Scan the data below and pick out the lines containing the word "Target".

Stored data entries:
────

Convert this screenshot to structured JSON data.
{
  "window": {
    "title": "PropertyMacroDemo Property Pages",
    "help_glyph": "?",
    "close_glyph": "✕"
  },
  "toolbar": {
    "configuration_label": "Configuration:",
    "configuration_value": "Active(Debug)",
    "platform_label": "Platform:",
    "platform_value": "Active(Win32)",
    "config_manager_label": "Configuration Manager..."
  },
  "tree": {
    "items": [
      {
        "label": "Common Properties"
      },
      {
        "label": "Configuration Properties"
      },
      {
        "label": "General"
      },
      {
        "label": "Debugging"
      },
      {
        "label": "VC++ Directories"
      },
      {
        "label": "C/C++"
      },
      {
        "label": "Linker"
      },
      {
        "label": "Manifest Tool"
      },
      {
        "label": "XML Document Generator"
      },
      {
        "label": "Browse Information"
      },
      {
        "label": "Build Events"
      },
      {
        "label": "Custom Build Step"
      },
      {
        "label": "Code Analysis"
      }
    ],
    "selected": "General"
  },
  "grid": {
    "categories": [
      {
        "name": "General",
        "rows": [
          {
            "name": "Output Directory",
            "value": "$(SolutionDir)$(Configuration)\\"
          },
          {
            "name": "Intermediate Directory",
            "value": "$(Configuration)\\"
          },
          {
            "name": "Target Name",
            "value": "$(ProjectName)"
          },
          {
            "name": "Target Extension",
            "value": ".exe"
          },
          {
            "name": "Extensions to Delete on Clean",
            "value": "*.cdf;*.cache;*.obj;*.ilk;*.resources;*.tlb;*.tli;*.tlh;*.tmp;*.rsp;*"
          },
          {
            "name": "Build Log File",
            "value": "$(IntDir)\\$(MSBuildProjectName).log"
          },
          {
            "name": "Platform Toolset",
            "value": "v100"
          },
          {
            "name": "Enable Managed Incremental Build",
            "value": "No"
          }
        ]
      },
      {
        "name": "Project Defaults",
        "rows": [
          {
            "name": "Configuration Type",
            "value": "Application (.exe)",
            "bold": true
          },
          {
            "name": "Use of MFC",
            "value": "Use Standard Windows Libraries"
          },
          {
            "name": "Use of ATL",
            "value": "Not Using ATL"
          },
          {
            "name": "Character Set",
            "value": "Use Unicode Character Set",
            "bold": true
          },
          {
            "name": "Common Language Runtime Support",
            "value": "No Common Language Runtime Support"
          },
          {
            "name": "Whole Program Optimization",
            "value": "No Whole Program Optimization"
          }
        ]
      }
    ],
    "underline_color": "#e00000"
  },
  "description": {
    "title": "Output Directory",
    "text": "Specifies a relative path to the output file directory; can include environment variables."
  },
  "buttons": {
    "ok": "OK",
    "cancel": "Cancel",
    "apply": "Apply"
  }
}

────

OUTPUT OF THE TASK:
            "name": "Target Name",
            "name": "Target Extension",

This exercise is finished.